* Written exercise
Search the material for the string "leur", then return every line where it is found.

Some records

────────

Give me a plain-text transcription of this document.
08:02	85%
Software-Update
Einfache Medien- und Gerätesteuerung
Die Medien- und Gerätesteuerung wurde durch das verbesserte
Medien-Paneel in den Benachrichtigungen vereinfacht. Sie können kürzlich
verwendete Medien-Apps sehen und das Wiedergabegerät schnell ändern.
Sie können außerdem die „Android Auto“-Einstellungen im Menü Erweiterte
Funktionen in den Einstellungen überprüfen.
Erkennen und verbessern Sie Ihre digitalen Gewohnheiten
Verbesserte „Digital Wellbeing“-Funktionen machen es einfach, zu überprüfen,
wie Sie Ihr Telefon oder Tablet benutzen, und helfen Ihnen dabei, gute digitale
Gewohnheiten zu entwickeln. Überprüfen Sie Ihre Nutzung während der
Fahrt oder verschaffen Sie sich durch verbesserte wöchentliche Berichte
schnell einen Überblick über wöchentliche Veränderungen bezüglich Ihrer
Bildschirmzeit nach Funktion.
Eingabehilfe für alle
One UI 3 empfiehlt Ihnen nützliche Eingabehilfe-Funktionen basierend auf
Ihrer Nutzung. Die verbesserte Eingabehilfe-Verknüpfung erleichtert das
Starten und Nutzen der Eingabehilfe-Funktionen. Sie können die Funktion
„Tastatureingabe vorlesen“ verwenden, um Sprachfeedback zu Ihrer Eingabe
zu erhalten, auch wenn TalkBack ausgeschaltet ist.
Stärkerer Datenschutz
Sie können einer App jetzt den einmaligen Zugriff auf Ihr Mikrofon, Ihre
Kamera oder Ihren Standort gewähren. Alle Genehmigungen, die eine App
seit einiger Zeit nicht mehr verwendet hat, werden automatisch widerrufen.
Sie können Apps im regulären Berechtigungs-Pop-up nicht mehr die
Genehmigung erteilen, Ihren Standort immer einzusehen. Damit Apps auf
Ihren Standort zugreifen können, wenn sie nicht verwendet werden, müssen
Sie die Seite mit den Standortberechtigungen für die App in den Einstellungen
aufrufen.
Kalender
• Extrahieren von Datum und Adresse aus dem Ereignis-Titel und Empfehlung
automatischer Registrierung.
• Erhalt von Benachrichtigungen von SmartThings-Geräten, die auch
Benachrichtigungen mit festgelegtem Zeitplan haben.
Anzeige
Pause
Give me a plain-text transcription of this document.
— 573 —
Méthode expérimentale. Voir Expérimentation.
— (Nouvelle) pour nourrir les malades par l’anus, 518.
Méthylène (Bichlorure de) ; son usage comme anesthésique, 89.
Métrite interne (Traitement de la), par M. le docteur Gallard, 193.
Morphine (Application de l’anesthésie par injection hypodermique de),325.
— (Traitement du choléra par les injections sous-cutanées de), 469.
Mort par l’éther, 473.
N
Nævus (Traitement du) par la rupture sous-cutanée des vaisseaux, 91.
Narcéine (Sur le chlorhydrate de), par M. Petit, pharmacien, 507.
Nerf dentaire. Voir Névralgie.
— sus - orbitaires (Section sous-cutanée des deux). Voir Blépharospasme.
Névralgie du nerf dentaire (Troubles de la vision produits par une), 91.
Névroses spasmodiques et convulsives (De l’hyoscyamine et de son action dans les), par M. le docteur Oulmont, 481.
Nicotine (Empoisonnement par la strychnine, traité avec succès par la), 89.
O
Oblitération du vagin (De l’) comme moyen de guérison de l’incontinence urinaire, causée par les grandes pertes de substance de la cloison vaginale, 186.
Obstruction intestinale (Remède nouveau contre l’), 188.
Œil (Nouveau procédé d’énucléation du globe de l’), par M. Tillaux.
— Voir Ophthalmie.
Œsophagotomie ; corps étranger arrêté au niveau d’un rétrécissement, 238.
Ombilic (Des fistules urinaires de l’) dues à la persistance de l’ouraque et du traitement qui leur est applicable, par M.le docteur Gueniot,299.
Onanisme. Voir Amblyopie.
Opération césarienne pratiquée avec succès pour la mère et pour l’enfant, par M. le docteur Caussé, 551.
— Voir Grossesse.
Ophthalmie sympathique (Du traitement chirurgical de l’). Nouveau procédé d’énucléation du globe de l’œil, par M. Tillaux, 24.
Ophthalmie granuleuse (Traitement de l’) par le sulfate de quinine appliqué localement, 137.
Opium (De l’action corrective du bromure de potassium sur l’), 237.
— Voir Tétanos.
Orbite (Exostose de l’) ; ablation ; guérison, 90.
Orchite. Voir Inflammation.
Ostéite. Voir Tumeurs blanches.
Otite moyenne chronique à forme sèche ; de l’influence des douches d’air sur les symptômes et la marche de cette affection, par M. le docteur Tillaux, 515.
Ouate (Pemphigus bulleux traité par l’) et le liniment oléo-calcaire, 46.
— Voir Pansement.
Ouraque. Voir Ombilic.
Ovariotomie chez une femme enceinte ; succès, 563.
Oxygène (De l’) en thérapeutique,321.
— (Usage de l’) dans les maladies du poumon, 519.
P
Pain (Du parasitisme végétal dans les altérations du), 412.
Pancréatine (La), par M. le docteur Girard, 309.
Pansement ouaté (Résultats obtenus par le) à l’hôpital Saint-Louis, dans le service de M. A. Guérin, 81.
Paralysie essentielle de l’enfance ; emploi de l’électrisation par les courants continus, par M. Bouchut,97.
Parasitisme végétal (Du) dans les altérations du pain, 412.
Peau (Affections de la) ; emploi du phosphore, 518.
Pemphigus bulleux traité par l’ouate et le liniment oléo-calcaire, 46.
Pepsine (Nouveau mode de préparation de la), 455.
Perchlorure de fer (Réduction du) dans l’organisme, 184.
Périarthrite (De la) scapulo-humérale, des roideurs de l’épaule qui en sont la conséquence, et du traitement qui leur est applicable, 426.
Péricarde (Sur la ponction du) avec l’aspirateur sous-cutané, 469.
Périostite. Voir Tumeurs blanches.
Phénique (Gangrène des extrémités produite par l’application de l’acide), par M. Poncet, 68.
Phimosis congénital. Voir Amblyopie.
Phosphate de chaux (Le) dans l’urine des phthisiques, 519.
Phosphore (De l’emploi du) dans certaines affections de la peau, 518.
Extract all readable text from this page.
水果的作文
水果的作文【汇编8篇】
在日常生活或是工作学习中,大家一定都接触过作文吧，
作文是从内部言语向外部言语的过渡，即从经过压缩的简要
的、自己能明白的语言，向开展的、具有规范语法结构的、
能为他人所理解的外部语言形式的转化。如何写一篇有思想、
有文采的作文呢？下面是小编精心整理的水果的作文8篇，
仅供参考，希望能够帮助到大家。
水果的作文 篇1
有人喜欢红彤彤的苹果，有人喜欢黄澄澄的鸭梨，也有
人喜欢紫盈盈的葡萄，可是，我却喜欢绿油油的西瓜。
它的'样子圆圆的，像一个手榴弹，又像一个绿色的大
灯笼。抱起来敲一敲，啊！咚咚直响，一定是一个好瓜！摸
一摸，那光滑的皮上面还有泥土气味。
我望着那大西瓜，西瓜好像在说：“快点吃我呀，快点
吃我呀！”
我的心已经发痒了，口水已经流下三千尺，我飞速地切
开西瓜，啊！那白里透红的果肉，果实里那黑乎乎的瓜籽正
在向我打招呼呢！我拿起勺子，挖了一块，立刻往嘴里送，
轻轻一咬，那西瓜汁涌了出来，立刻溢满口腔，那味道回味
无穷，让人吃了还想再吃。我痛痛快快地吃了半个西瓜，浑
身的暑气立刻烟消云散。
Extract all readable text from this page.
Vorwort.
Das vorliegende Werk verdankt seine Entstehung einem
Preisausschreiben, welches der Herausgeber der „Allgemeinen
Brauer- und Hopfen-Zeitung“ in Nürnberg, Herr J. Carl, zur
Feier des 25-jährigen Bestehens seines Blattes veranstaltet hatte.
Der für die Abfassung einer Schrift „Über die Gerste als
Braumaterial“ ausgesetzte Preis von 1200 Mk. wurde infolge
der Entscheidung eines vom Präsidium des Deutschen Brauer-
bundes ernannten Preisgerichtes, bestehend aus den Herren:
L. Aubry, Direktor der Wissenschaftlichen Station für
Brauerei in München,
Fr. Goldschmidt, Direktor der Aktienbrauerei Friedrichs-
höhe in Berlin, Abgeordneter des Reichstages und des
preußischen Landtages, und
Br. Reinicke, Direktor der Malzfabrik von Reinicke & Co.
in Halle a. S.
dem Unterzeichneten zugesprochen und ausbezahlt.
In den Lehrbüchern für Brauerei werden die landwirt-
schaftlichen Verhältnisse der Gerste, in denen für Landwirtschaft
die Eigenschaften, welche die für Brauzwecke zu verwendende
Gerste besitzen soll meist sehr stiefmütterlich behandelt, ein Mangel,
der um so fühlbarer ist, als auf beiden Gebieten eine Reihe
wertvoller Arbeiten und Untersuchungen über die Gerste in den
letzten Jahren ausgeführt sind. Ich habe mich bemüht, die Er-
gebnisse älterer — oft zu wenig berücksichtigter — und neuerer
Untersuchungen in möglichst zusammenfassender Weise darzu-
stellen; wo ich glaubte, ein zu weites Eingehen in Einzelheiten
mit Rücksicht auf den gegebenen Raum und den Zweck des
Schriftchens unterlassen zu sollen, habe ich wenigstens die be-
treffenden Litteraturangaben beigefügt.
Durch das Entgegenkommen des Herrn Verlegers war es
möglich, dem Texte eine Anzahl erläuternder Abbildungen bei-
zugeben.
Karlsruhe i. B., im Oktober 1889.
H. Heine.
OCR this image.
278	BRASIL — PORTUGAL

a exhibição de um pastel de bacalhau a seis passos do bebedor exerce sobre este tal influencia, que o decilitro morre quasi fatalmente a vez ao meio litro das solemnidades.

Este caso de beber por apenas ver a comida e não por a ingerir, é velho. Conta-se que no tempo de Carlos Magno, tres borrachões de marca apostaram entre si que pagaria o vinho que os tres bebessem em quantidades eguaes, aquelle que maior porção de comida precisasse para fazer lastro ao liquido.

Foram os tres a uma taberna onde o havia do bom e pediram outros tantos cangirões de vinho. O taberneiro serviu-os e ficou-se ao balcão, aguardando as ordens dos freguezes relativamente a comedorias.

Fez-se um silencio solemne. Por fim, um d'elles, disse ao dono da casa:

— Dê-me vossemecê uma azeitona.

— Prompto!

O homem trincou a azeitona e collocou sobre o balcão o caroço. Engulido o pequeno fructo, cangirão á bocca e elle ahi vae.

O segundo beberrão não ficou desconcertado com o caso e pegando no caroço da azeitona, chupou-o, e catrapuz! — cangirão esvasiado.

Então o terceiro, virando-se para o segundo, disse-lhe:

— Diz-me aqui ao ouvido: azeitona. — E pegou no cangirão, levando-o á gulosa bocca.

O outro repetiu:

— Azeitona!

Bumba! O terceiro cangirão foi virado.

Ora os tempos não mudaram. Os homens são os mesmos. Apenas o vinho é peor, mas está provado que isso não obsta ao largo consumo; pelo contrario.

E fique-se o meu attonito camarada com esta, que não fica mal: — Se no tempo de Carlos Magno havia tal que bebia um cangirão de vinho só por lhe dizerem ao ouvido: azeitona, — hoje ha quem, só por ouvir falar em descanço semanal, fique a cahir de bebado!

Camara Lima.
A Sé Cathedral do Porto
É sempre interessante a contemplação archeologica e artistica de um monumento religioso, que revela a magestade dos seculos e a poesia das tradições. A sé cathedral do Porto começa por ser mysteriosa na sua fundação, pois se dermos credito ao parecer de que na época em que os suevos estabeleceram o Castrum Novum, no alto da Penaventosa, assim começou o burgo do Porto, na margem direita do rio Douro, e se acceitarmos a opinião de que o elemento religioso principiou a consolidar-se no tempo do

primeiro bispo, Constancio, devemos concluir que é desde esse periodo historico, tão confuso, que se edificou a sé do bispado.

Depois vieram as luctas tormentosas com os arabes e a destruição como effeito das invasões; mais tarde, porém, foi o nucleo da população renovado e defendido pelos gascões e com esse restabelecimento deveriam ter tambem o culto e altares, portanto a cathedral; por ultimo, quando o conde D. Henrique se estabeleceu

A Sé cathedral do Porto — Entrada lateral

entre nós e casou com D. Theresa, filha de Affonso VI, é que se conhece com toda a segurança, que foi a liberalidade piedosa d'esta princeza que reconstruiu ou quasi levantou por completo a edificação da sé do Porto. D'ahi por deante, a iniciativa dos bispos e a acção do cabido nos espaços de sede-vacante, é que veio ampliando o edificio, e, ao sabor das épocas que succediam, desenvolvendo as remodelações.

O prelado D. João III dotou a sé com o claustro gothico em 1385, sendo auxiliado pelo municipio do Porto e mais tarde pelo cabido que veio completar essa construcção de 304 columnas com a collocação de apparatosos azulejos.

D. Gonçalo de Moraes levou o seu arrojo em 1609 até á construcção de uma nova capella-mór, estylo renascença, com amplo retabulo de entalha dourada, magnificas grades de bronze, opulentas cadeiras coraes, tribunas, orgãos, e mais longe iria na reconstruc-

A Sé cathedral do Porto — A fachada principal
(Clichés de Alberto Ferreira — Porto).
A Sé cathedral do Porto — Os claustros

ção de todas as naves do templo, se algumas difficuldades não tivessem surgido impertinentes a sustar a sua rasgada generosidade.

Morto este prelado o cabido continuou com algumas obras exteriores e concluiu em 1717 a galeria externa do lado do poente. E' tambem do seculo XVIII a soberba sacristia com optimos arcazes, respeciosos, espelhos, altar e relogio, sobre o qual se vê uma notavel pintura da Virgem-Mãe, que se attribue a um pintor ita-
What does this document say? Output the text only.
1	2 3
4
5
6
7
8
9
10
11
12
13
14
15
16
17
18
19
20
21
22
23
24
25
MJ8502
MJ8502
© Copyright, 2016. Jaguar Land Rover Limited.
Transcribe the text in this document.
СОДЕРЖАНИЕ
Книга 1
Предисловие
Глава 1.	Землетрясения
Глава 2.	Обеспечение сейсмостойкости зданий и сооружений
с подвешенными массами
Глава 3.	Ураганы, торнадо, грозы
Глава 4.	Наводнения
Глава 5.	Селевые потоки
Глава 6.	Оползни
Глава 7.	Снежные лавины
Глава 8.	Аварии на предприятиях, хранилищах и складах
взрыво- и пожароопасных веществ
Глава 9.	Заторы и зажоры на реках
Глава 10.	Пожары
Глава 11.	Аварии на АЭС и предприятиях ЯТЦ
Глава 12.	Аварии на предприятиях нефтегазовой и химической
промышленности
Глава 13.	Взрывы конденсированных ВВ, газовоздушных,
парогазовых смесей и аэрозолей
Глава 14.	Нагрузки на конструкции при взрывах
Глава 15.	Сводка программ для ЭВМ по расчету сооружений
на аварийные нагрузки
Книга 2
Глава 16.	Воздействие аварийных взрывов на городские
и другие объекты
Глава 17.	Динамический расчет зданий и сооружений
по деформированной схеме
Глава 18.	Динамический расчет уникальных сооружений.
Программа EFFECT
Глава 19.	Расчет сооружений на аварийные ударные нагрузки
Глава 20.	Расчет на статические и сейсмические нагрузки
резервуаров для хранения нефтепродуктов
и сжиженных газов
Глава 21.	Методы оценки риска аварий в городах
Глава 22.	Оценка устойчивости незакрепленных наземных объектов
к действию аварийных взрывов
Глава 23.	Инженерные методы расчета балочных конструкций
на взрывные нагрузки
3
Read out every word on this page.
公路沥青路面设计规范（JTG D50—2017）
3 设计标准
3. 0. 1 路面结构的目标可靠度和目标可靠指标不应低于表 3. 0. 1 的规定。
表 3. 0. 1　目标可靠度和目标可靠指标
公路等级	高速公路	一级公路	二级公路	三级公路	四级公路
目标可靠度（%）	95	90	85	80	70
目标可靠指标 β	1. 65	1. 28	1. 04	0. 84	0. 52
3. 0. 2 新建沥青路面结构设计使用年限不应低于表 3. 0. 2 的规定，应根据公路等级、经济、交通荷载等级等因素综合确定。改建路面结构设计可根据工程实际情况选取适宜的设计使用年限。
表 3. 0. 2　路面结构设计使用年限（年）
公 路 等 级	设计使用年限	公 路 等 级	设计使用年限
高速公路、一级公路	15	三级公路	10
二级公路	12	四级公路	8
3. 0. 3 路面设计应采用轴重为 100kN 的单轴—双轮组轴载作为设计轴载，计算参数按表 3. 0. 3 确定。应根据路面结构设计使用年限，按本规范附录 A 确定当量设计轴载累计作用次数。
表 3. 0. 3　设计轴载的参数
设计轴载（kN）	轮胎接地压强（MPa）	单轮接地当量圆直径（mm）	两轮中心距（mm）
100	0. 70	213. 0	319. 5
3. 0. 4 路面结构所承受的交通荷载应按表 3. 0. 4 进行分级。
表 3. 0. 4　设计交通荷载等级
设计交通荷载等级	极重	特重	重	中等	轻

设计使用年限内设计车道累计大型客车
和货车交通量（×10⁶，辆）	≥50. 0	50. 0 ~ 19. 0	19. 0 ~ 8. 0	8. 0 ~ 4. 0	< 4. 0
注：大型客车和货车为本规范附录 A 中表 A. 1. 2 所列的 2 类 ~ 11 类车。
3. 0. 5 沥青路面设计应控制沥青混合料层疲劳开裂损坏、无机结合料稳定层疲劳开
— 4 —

────────

* Answer to this exercise
Ombilic (Des fistules urinaires de l’) dues à la persistance de l’ouraque et du traitement qui leur est applicable, par M.le docteur Gueniot,299.
Périarthrite (De la) scapulo-humérale, des roideurs de l’épaule qui en sont la conséquence, et du traitement qui leur est applicable, 426.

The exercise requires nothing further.